Start of Records for the task
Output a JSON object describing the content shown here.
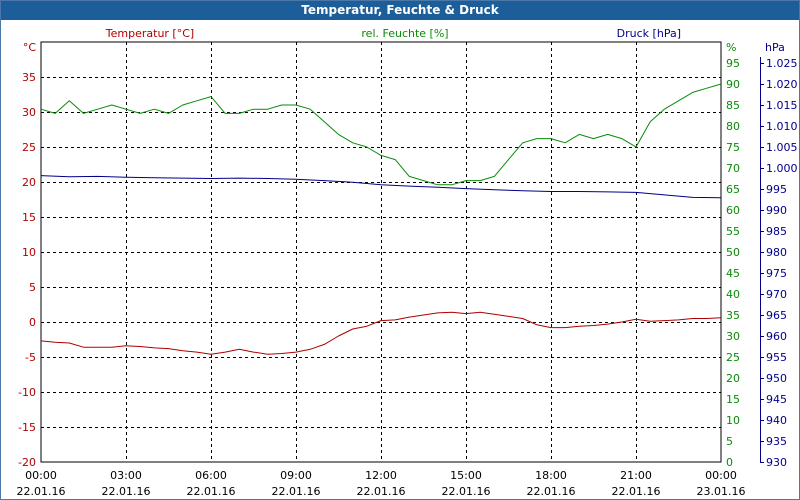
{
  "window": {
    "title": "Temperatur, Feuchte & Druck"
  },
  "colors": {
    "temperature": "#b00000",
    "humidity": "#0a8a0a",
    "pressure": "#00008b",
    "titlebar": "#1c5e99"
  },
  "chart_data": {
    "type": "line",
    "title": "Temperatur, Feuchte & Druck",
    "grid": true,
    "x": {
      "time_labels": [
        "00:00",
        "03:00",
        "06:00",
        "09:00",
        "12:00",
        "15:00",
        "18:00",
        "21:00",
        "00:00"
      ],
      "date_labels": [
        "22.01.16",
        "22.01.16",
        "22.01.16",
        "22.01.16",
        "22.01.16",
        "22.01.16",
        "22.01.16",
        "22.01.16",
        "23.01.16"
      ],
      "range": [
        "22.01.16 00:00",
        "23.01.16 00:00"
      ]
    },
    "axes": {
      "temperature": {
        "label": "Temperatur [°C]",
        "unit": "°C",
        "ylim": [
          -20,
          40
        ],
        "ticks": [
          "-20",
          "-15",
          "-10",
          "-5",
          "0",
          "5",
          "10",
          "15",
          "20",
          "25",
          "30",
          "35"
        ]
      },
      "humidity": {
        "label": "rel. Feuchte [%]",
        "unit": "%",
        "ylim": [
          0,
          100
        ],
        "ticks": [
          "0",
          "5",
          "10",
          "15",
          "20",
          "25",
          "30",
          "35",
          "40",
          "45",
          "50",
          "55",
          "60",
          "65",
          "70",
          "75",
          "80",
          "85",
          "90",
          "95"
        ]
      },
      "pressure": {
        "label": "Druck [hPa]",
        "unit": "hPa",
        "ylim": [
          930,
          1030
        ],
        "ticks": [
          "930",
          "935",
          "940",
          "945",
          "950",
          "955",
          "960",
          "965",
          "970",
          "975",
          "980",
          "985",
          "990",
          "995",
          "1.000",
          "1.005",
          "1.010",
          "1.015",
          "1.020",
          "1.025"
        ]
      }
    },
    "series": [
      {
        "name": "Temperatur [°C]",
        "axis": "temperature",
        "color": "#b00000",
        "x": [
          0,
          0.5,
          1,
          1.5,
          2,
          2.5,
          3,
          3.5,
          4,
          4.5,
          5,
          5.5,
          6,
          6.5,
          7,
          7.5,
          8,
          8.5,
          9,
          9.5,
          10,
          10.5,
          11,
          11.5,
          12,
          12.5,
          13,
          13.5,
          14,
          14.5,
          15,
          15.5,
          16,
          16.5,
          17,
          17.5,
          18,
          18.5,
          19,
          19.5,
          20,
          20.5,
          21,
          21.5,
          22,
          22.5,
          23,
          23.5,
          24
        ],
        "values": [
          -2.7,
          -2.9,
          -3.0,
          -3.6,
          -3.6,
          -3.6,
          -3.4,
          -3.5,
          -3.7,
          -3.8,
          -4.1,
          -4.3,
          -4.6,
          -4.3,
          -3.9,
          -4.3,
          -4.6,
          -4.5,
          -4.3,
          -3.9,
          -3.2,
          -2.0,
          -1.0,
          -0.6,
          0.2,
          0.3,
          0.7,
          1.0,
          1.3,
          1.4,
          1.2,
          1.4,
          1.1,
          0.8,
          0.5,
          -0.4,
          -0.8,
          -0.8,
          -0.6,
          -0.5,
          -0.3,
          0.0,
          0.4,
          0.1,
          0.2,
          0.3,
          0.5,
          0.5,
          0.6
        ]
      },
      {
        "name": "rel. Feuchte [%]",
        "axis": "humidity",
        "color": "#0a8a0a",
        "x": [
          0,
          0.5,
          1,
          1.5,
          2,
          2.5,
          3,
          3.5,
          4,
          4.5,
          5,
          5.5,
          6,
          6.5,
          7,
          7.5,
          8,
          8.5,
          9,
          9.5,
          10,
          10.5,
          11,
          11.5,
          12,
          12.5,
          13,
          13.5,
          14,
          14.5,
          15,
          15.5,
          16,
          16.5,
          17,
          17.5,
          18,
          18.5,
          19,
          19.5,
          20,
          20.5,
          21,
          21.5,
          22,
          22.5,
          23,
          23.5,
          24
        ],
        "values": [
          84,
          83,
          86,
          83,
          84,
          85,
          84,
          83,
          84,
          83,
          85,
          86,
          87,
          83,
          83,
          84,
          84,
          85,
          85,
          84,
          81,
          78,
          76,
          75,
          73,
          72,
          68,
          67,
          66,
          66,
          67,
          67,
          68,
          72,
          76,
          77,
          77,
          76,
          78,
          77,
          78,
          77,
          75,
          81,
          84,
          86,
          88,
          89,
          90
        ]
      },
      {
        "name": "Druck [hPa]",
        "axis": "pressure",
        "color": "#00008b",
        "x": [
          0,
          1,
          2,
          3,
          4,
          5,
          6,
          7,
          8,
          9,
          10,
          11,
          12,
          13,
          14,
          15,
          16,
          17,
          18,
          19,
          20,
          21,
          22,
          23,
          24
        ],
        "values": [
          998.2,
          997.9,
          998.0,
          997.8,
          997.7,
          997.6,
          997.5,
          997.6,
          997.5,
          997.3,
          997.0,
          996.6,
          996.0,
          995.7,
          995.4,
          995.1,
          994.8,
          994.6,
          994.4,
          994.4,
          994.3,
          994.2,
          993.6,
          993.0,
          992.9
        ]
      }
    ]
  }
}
End of Records for the task
Start of Records for the task
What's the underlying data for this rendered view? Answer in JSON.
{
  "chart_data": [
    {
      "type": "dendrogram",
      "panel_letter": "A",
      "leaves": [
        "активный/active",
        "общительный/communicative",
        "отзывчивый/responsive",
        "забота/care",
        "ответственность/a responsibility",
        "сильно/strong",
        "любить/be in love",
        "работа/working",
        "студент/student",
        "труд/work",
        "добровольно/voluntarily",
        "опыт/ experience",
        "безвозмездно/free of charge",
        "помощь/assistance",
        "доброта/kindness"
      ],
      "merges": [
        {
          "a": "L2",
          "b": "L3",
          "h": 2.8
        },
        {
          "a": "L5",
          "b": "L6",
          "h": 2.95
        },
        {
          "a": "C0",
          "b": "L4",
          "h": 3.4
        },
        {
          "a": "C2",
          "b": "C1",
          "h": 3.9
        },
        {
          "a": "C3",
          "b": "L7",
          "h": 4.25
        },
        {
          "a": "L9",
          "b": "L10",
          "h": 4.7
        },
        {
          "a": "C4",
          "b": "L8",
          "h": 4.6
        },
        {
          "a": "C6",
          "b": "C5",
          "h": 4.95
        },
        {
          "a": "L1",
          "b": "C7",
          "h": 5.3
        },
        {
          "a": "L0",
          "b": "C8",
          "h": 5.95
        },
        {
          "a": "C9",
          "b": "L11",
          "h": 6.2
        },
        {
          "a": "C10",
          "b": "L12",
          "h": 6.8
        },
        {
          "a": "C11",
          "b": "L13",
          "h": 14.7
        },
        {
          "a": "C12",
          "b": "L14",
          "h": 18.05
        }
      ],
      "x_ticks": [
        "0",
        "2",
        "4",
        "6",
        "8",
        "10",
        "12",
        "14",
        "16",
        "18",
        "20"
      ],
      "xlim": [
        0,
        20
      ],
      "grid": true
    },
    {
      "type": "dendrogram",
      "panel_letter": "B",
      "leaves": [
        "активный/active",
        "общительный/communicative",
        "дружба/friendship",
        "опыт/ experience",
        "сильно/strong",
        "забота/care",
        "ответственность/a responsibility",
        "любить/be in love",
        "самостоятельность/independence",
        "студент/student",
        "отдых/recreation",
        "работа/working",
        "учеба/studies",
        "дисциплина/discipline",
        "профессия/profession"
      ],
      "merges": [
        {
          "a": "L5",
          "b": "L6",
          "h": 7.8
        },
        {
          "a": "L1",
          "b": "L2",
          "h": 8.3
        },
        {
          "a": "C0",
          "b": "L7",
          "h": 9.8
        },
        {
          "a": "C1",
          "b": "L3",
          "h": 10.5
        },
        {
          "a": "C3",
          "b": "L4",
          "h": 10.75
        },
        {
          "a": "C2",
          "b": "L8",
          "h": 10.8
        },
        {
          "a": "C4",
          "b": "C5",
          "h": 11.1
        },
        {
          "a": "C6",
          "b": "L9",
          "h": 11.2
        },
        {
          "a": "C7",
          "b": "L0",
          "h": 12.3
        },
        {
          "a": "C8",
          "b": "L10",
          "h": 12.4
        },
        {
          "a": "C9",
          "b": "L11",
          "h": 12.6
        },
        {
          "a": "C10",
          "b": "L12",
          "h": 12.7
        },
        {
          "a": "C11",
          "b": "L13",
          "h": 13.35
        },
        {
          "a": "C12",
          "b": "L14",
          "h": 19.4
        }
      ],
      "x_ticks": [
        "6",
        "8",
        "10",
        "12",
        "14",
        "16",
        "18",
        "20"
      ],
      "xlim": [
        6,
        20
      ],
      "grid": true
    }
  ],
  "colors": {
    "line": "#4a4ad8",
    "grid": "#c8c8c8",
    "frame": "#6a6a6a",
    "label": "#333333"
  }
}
End of Records for the task
Start of Records for the task
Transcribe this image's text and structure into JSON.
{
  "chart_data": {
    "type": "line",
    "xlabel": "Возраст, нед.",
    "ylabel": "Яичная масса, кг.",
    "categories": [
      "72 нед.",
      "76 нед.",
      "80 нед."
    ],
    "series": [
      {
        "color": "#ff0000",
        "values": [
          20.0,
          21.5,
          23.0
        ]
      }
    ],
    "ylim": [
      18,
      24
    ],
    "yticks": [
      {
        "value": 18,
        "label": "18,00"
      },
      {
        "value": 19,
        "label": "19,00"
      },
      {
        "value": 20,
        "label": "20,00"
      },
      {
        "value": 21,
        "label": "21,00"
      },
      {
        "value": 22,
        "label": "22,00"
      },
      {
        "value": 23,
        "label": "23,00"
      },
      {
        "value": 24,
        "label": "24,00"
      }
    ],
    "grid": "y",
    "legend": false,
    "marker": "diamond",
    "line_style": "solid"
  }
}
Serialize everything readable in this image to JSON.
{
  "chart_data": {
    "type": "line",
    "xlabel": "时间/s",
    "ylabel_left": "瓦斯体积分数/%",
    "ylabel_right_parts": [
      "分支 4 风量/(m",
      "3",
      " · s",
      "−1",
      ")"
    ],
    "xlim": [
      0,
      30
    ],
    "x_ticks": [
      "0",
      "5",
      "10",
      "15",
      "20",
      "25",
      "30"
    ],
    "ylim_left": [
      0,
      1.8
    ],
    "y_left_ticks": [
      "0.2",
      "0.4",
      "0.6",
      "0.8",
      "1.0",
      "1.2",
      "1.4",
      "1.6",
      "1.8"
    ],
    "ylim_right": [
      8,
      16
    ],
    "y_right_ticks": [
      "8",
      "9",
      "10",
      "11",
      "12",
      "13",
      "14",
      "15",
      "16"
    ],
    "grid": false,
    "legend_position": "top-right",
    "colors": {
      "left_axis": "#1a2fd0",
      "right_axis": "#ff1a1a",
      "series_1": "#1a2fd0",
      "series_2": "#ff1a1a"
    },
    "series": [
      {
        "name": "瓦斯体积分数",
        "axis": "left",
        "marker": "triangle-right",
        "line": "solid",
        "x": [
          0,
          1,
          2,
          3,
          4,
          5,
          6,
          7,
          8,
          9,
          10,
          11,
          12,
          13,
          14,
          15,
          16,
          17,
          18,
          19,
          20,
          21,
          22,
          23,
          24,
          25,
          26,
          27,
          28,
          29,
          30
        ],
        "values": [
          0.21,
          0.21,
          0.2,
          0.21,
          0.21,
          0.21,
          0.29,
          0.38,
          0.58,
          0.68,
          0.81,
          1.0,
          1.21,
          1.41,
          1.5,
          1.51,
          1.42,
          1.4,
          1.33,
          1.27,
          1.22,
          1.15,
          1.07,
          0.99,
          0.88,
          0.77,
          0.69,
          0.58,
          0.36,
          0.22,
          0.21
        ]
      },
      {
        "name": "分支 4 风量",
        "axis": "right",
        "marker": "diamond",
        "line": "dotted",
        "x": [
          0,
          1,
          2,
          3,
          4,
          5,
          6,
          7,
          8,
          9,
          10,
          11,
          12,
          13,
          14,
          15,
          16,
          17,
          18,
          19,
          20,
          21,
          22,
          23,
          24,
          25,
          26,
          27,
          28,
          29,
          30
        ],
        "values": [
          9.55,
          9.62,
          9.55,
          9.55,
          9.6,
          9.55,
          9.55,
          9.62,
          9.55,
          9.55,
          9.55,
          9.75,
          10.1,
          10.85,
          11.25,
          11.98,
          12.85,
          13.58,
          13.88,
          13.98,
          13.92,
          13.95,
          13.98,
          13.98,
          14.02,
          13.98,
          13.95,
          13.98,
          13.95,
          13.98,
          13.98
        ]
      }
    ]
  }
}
End of Records for the task
> _Your objective_: Filter the listing above for the string "temperature" and copy every matching line.

> _The result_:
    "temperature": "#b00000",
      "temperature": {
        "axis": "temperature",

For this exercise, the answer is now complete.